>> start DATA FOR PROCESSING
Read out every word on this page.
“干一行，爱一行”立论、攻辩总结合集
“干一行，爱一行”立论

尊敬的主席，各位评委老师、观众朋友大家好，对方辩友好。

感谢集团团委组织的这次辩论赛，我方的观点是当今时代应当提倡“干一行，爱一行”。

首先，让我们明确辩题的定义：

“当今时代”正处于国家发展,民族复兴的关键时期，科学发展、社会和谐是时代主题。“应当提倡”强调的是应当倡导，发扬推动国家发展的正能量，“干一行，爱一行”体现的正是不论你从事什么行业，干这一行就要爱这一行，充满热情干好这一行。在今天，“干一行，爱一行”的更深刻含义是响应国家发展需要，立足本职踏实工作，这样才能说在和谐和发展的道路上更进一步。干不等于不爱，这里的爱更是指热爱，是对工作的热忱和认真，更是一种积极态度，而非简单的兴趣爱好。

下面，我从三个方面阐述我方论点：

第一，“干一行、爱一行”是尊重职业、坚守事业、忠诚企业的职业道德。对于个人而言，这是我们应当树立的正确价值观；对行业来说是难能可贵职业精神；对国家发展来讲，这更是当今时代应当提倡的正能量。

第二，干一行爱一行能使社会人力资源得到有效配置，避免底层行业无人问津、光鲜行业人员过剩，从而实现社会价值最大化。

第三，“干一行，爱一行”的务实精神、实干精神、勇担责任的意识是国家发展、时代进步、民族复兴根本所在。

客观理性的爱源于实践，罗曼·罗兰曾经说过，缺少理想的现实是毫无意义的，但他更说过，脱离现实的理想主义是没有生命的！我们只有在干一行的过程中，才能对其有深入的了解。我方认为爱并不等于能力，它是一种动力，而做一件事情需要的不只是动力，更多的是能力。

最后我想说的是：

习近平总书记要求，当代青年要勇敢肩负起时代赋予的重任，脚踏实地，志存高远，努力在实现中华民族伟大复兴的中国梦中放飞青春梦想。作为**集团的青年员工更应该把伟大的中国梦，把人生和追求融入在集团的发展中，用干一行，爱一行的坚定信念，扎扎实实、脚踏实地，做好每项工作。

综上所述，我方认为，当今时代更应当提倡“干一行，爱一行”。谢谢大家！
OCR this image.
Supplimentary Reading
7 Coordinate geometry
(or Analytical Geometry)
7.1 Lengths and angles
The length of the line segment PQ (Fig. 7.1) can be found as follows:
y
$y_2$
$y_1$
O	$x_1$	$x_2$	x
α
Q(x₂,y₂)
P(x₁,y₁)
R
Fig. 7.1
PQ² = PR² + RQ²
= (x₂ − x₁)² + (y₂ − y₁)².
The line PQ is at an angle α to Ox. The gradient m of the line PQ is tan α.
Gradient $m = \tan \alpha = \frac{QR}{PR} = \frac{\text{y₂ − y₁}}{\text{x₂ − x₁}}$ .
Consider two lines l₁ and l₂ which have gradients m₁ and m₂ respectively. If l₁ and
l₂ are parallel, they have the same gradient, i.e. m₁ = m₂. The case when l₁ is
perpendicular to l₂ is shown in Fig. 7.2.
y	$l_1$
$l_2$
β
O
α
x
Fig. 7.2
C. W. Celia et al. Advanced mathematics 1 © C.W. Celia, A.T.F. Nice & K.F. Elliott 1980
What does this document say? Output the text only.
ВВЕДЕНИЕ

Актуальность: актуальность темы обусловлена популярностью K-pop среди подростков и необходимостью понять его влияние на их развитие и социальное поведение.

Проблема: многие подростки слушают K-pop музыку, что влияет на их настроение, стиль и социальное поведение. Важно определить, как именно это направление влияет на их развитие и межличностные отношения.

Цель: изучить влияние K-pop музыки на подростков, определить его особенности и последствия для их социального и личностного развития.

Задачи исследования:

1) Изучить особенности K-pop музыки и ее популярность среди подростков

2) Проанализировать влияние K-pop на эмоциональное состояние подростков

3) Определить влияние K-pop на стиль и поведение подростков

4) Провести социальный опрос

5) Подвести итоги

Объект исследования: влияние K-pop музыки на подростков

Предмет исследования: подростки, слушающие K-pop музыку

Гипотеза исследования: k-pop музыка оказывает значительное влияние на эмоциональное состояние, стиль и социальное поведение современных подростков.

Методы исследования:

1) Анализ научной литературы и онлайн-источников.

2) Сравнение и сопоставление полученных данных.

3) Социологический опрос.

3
>> end DATA FOR PROCESSING
[WRITTEN EXERCISE]
The listing above must be transcribed exactly, line by line.

[ANSWER IN FULL]
Read out every word on this page.
“干一行，爱一行”立论、攻辩总结合集
“干一行，爱一行”立论

尊敬的主席，各位评委老师、观众朋友大家好，对方辩友好。

感谢集团团委组织的这次辩论赛，我方的观点是当今时代应当提倡“干一行，爱一行”。

首先，让我们明确辩题的定义：

“当今时代”正处于国家发展,民族复兴的关键时期，科学发展、社会和谐是时代主题。“应当提倡”强调的是应当倡导，发扬推动国家发展的正能量，“干一行，爱一行”体现的正是不论你从事什么行业，干这一行就要爱这一行，充满热情干好这一行。在今天，“干一行，爱一行”的更深刻含义是响应国家发展需要，立足本职踏实工作，这样才能说在和谐和发展的道路上更进一步。干不等于不爱，这里的爱更是指热爱，是对工作的热忱和认真，更是一种积极态度，而非简单的兴趣爱好。

下面，我从三个方面阐述我方论点：

第一，“干一行、爱一行”是尊重职业、坚守事业、忠诚企业的职业道德。对于个人而言，这是我们应当树立的正确价值观；对行业来说是难能可贵职业精神；对国家发展来讲，这更是当今时代应当提倡的正能量。

第二，干一行爱一行能使社会人力资源得到有效配置，避免底层行业无人问津、光鲜行业人员过剩，从而实现社会价值最大化。

第三，“干一行，爱一行”的务实精神、实干精神、勇担责任的意识是国家发展、时代进步、民族复兴根本所在。

客观理性的爱源于实践，罗曼·罗兰曾经说过，缺少理想的现实是毫无意义的，但他更说过，脱离现实的理想主义是没有生命的！我们只有在干一行的过程中，才能对其有深入的了解。我方认为爱并不等于能力，它是一种动力，而做一件事情需要的不只是动力，更多的是能力。

最后我想说的是：

习近平总书记要求，当代青年要勇敢肩负起时代赋予的重任，脚踏实地，志存高远，努力在实现中华民族伟大复兴的中国梦中放飞青春梦想。作为**集团的青年员工更应该把伟大的中国梦，把人生和追求融入在集团的发展中，用干一行，爱一行的坚定信念，扎扎实实、脚踏实地，做好每项工作。

综上所述，我方认为，当今时代更应当提倡“干一行，爱一行”。谢谢大家！
OCR this image.
Supplimentary Reading
7 Coordinate geometry
(or Analytical Geometry)
7.1 Lengths and angles
The length of the line segment PQ (Fig. 7.1) can be found as follows:
y
$y_2$
$y_1$
O	$x_1$	$x_2$	x
α
Q(x₂,y₂)
P(x₁,y₁)
R
Fig. 7.1
PQ² = PR² + RQ²
= (x₂ − x₁)² + (y₂ − y₁)².
The line PQ is at an angle α to Ox. The gradient m of the line PQ is tan α.
Gradient $m = \tan \alpha = \frac{QR}{PR} = \frac{\text{y₂ − y₁}}{\text{x₂ − x₁}}$ .
Consider two lines l₁ and l₂ which have gradients m₁ and m₂ respectively. If l₁ and
l₂ are parallel, they have the same gradient, i.e. m₁ = m₂. The case when l₁ is
perpendicular to l₂ is shown in Fig. 7.2.
y	$l_1$
$l_2$
β
O
α
x
Fig. 7.2
C. W. Celia et al. Advanced mathematics 1 © C.W. Celia, A.T.F. Nice & K.F. Elliott 1980
What does this document say? Output the text only.
ВВЕДЕНИЕ

Актуальность: актуальность темы обусловлена популярностью K-pop среди подростков и необходимостью понять его влияние на их развитие и социальное поведение.

Проблема: многие подростки слушают K-pop музыку, что влияет на их настроение, стиль и социальное поведение. Важно определить, как именно это направление влияет на их развитие и межличностные отношения.

Цель: изучить влияние K-pop музыки на подростков, определить его особенности и последствия для их социального и личностного развития.

Задачи исследования:

1) Изучить особенности K-pop музыки и ее популярность среди подростков

2) Проанализировать влияние K-pop на эмоциональное состояние подростков

3) Определить влияние K-pop на стиль и поведение подростков

4) Провести социальный опрос

5) Подвести итоги

Объект исследования: влияние K-pop музыки на подростков

Предмет исследования: подростки, слушающие K-pop музыку

Гипотеза исследования: k-pop музыка оказывает значительное влияние на эмоциональное состояние, стиль и социальное поведение современных подростков.

Методы исследования:

1) Анализ научной литературы и онлайн-источников.

2) Сравнение и сопоставление полученных данных.

3) Социологический опрос.

3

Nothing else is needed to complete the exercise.